**Aufgaben:**
- 1) Gib den Text über den Film „Kick Out Your Boss“ vollständig und unverändert wieder.
- 2) Schreib aus den Einträgen alles von der Zeile mit „scroll-thumb[interactable] xyxy=(919,183,936,348)“ bis hinunter zur Zeile mit „table-cell: 2020-04-14 02:44:46 xyxy=(597,283,727,299)“ genau ab, beide Zeilen eingeschlossen, und sonst nichts.

**Textausschnitt:**
◇ ◇ ◇

Kick Out Your Boss

A / 2014 / Dokumentarfilm / 95 min

 

Sobald aus Arbeit Leidenschaft wird, befindet sich der Arbeitsbegriff in Auflösung, heißt es. Weltweit finden sich Beispiele, die einer solchen Neudefinition des Arbeitsverständnisses zuspielen: partizipative Firmenmodelle mit flachen Hierarchien und hohem Identifikationspotenzial; Vorschläge, wie der populistisch proklamierten Entfesselung der Wirtschaft eine sinnbildliche (arbeitszeitliche) Angestelltenentfesselung ent- gegenstellt werden könnte; alternative Ansätze und Diskussionsbeiträge.
Als ebensolcher versteht sich auch Kick Out Your Boss.

Elisabeth Scharang lässt Begleiter/innen dreier unkonventioneller Firmenbiografien in Brasilien, Serbien und Österreich
zu Wort kommen. Sie stellt deren Meinungen in einem offenen (Diskussions-)Raum nebeneinander und lässt dem Publikum den nötigen Platz, dazu Haltung zu beziehen. Dabei geht es ihr weniger um ein belehrendes Wie-es-denn-besser-ginge als vielmehr um ein Aufzeigen von Ideen und deren Vernetzung, die auf der dem Film zugehörigen Projektwebsite ihre Fortführung finden sol.

◇ ◇ ◇

**Einträge zum Bearbeiten:**
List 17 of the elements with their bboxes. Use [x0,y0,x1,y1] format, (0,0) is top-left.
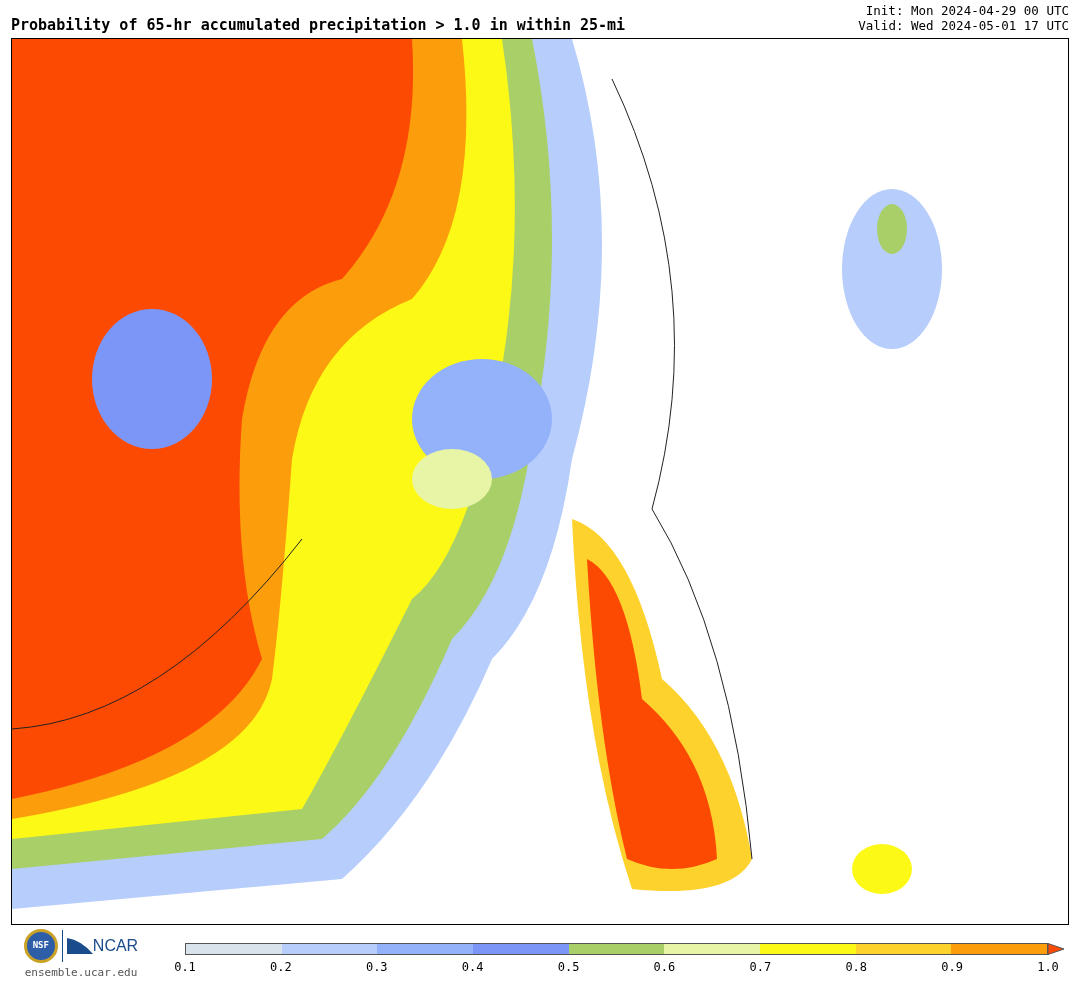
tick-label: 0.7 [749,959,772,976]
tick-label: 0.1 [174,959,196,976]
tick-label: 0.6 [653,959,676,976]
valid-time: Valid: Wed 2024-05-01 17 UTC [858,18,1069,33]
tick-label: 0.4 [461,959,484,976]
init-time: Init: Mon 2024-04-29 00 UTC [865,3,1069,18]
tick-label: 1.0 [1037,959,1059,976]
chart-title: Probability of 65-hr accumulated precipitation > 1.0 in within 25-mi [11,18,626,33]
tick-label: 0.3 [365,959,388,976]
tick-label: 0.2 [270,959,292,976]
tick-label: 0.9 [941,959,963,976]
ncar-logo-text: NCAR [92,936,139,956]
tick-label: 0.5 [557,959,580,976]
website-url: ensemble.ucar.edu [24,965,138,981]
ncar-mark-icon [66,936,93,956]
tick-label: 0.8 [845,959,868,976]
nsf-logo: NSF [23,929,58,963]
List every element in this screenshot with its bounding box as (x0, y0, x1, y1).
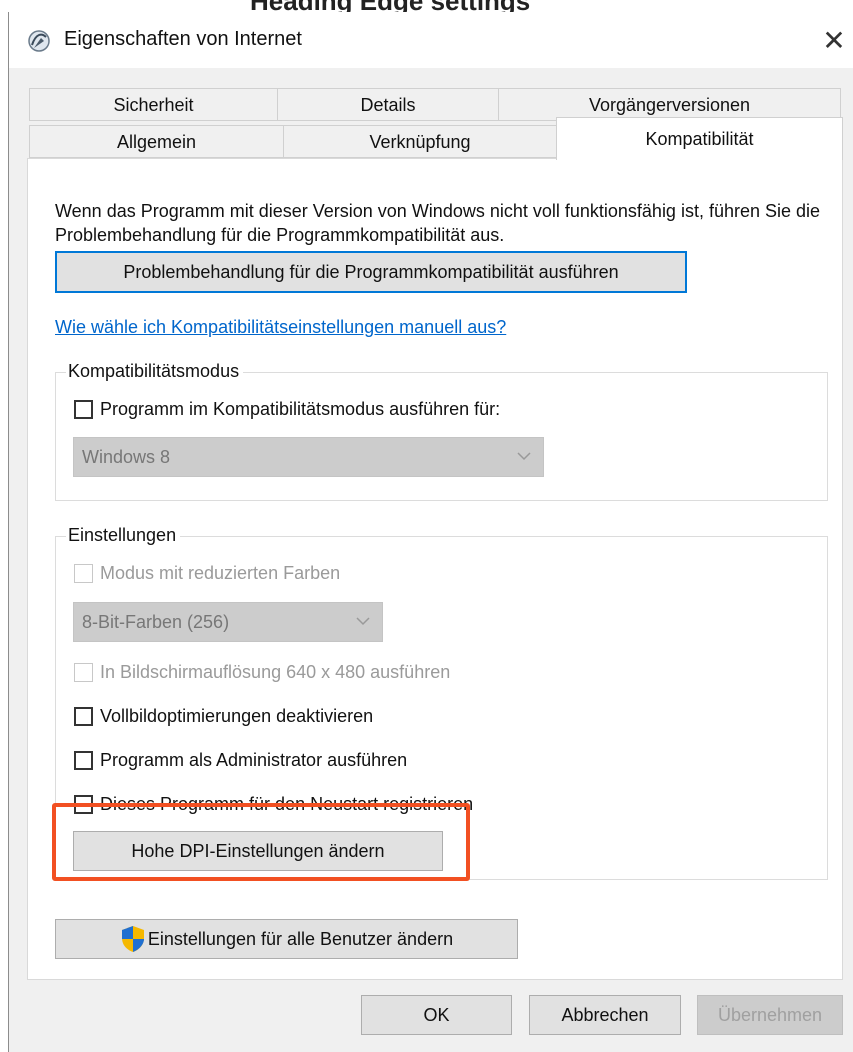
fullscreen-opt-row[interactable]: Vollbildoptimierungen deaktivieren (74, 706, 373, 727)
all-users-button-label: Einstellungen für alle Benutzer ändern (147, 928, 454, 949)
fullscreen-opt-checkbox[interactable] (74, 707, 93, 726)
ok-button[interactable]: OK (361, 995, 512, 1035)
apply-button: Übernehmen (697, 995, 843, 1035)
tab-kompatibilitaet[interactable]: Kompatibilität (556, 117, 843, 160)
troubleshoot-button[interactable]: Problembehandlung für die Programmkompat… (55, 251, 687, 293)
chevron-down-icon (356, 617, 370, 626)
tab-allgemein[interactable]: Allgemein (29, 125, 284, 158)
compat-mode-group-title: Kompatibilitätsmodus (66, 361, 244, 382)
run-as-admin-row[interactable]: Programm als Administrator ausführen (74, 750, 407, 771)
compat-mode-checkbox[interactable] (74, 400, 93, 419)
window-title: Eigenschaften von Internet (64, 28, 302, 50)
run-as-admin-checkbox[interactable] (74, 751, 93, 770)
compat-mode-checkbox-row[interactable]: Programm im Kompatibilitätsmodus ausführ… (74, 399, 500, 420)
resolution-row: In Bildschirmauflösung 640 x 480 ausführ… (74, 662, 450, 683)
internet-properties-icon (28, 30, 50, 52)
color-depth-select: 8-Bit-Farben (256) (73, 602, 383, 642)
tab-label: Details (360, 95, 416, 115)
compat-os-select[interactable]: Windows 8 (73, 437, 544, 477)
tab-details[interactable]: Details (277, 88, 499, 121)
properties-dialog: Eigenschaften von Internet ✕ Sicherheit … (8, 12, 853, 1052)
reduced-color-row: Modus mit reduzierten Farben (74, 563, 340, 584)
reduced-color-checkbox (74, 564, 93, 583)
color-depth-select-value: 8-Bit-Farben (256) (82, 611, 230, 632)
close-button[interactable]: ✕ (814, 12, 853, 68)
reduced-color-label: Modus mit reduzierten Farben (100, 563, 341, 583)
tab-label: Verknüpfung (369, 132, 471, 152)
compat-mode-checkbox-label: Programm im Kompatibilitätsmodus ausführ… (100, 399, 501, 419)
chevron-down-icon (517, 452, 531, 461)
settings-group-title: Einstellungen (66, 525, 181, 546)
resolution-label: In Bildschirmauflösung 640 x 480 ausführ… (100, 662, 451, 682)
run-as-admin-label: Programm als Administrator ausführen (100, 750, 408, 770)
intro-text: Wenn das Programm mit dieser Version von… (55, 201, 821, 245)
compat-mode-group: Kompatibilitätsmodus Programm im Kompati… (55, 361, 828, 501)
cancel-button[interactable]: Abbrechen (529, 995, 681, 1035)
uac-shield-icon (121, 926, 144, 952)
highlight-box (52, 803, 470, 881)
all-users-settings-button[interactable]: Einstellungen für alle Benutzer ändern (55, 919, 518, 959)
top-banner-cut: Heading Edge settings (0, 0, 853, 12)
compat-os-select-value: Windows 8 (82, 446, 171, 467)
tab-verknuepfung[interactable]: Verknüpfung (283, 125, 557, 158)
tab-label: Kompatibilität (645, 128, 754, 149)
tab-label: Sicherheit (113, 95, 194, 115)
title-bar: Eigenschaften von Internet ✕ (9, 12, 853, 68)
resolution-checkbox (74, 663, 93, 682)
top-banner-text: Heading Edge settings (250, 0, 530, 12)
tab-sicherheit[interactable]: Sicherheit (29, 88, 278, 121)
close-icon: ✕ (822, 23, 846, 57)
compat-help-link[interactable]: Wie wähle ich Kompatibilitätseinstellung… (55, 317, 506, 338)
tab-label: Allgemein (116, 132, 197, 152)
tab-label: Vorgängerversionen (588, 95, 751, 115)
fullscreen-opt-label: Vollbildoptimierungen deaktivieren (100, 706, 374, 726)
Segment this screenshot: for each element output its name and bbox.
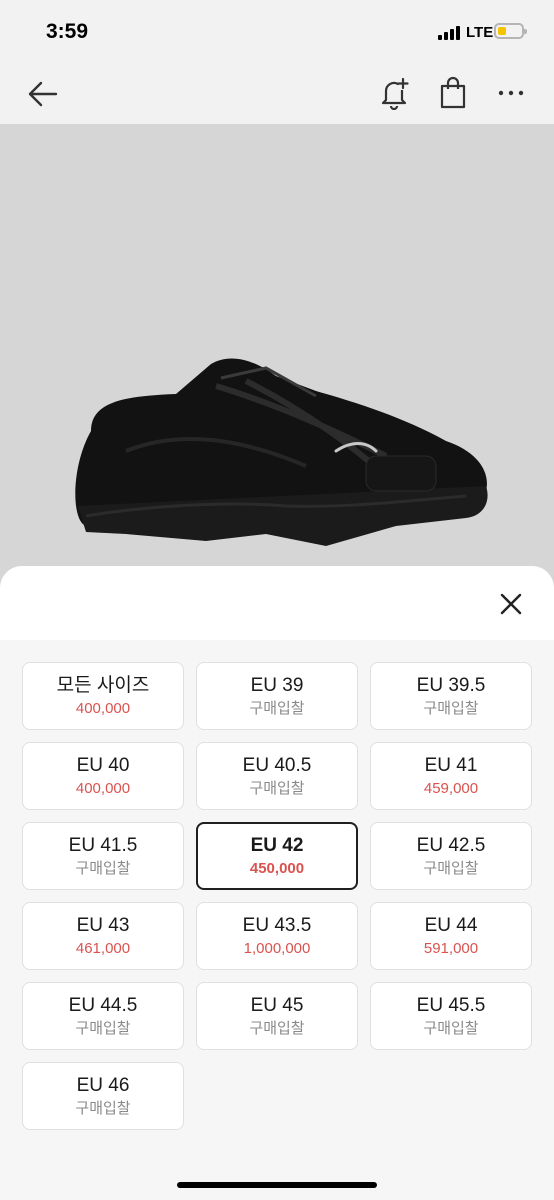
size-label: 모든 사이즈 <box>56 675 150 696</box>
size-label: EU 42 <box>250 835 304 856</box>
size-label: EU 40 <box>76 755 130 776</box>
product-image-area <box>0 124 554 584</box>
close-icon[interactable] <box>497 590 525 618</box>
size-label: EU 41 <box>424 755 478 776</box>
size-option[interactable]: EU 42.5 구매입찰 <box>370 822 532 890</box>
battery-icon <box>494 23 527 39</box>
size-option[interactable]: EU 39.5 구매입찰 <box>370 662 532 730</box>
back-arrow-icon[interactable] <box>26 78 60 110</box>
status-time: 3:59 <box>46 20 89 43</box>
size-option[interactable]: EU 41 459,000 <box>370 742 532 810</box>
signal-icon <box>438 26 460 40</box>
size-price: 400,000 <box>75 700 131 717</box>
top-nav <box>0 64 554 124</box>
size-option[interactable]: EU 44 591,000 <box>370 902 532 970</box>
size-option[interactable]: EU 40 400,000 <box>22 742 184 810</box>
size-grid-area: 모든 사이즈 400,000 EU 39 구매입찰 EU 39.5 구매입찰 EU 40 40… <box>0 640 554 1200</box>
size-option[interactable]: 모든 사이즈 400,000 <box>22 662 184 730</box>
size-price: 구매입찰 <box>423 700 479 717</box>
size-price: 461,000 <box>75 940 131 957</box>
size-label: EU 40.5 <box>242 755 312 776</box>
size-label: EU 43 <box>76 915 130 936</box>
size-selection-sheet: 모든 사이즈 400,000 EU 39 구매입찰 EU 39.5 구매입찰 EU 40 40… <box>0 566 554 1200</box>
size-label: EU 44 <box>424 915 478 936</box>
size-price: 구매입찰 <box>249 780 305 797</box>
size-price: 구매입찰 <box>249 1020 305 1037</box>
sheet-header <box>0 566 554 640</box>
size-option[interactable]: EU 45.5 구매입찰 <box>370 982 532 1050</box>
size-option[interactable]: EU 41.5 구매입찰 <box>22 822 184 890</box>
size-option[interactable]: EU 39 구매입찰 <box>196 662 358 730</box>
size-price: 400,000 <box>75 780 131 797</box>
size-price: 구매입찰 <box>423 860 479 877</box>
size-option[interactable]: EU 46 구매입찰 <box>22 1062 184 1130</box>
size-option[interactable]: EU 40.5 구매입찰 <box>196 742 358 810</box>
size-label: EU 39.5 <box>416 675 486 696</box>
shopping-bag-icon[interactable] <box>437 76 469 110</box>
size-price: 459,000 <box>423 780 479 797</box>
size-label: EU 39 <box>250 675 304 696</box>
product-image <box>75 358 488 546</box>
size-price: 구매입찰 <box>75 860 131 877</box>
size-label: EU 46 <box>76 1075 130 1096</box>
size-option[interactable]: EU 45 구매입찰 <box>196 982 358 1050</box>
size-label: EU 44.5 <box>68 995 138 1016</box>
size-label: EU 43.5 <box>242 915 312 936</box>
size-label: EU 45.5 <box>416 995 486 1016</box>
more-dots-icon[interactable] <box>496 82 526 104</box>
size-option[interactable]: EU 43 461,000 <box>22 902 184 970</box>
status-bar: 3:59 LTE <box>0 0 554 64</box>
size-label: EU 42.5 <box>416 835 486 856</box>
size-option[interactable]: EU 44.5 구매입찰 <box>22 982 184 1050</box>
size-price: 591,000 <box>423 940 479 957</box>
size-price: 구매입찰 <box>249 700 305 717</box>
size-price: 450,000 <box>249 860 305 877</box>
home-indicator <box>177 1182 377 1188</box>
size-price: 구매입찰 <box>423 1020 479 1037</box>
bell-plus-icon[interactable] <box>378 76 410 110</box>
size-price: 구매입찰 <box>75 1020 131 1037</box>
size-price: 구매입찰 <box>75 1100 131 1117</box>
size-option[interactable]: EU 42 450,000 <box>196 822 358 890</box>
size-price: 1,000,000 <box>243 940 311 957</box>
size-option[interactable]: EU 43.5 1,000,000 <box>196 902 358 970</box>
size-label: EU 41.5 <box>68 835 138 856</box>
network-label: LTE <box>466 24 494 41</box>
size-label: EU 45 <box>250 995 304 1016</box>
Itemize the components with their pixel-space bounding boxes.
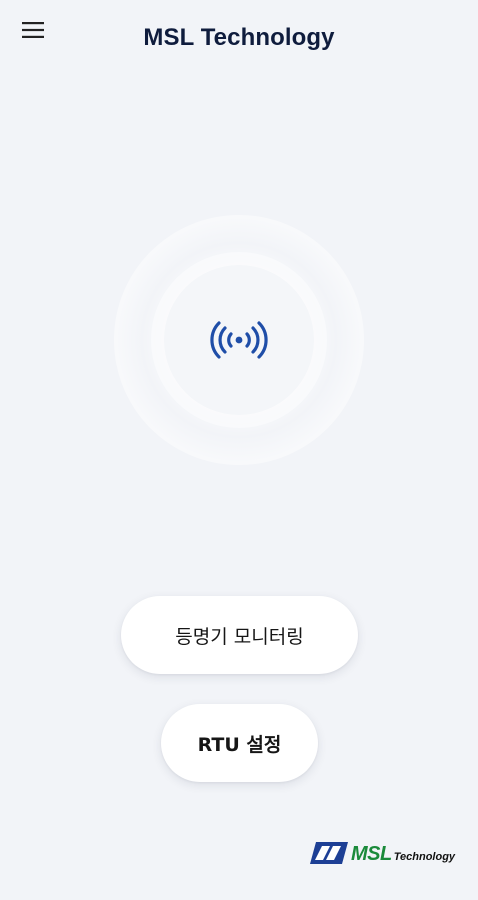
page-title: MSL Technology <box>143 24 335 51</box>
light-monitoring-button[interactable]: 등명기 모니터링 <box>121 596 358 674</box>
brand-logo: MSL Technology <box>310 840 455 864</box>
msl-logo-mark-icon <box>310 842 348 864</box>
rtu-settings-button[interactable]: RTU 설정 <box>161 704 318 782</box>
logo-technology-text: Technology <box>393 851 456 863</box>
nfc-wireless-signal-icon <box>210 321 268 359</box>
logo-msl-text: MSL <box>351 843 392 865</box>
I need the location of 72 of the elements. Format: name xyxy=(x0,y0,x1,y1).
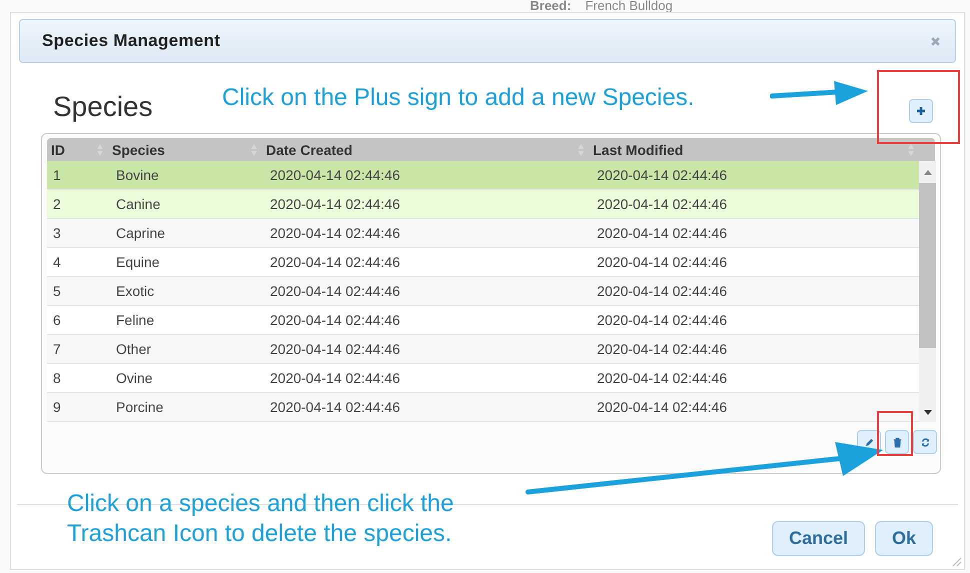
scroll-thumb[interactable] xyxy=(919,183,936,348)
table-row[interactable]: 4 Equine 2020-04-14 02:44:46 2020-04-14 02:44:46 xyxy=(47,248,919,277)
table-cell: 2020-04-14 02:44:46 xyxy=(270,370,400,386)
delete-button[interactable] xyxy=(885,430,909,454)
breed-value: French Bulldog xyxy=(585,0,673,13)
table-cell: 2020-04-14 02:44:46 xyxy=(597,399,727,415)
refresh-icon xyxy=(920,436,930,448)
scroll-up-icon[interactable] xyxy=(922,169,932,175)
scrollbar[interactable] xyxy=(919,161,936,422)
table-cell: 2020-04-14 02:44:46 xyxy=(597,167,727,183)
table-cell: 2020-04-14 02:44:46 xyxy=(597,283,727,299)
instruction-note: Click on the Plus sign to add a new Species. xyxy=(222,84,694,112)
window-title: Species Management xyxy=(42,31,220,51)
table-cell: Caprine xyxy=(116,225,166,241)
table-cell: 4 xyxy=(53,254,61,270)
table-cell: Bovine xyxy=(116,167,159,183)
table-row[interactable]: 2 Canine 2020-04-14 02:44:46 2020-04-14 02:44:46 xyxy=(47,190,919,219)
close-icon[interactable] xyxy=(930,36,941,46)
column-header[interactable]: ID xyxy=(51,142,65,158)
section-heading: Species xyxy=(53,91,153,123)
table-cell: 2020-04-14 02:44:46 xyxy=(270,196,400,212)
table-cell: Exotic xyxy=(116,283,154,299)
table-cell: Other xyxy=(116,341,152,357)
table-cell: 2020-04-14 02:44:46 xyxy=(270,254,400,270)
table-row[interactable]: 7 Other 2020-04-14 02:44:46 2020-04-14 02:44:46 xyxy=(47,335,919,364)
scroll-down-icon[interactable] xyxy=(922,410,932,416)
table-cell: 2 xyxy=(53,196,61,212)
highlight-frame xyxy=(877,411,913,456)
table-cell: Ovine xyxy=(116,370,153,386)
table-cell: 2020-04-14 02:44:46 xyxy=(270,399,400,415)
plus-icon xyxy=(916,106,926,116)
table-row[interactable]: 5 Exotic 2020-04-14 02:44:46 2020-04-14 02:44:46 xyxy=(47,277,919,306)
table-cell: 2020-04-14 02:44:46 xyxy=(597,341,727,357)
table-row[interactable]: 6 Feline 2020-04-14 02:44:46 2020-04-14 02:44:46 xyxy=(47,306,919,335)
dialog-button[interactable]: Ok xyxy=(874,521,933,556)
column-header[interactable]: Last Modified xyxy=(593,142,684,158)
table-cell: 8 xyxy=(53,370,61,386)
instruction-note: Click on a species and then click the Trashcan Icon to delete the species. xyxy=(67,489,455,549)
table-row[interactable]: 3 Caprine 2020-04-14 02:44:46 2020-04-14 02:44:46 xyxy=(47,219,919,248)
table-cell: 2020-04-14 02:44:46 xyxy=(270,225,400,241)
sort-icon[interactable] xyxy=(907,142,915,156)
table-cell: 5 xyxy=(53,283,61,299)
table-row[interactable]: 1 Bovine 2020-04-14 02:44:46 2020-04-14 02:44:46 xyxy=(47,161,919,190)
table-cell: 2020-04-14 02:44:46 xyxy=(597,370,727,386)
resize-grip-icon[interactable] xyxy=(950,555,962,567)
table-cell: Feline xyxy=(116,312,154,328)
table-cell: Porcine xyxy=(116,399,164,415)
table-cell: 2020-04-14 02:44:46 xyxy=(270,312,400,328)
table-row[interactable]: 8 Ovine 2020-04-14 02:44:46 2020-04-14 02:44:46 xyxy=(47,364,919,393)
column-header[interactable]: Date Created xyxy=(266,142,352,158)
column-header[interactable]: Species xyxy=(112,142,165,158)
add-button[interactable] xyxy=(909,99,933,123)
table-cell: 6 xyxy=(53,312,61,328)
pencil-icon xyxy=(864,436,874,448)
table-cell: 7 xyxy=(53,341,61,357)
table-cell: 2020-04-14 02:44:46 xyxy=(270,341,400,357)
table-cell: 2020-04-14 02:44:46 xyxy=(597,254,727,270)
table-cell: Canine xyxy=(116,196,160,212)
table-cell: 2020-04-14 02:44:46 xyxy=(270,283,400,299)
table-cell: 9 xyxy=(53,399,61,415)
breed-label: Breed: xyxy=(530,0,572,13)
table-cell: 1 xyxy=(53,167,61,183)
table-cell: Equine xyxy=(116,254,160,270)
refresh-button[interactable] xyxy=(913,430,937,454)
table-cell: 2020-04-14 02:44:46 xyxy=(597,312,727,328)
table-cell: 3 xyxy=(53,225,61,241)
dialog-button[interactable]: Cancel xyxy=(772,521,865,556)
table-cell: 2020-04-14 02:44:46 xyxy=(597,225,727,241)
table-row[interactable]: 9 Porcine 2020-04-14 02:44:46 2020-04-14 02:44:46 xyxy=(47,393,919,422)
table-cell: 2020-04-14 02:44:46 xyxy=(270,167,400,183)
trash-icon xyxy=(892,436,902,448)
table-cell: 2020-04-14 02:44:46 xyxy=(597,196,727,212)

◇ ◇ ◇

**Endergebnisse:**
- 1)
Kick Out Your Boss

A / 2014 / Dokumentarfilm / 95 min

 

Sobald aus Arbeit Leidenschaft wird, befindet sich der Arbeitsbegriff in Auflösung, heißt es. Weltweit finden sich Beispiele, die einer solchen Neudefinition des Arbeitsverständnisses zuspielen: partizipative Firmenmodelle mit flachen Hierarchien und hohem Identifikationspotenzial; Vorschläge, wie der populistisch proklamierten Entfesselung der Wirtschaft eine sinnbildliche (arbeitszeitliche) Angestelltenentfesselung ent- gegenstellt werden könnte; alternative Ansätze und Diskussionsbeiträge.
Als ebensolcher versteht sich auch Kick Out Your Boss.

Elisabeth Scharang lässt Begleiter/innen dreier unkonventioneller Firmenbiografien in Brasilien, Serbien und Österreich
zu Wort kommen. Sie stellt deren Meinungen in einem offenen (Diskussions-)Raum nebeneinander und lässt dem Publikum den nötigen Platz, dazu Haltung zu beziehen. Dabei geht es ihr weniger um ein belehrendes Wie-es-denn-besser-ginge als vielmehr um ein Aufzeigen von Ideen und deren Vernetzung, die auf der dem Film zugehörigen Projektwebsite ihre Fortführung finden sol.

- 2)
scroll-thumb[interactable] xyxy=(919,183,936,348)
table-row[interactable]: 4 Equine 2020-04-14 02:44:46 2020-04-14 02:44:46 xyxy=(47,248,919,277)
table-cell: 2020-04-14 02:44:46 xyxy=(270,370,400,386)
delete-button[interactable] xyxy=(885,430,909,454)
breed-value: French Bulldog xyxy=(585,0,673,13)
table-cell: 2020-04-14 02:44:46 xyxy=(597,399,727,415)
refresh-icon xyxy=(920,436,930,448)
scroll-up-icon[interactable] xyxy=(922,169,932,175)
scrollbar[interactable] xyxy=(919,161,936,422)
table-cell: 2020-04-14 02:44:46 xyxy=(597,167,727,183)
table-cell: 2020-04-14 02:44:46 xyxy=(597,283,727,299)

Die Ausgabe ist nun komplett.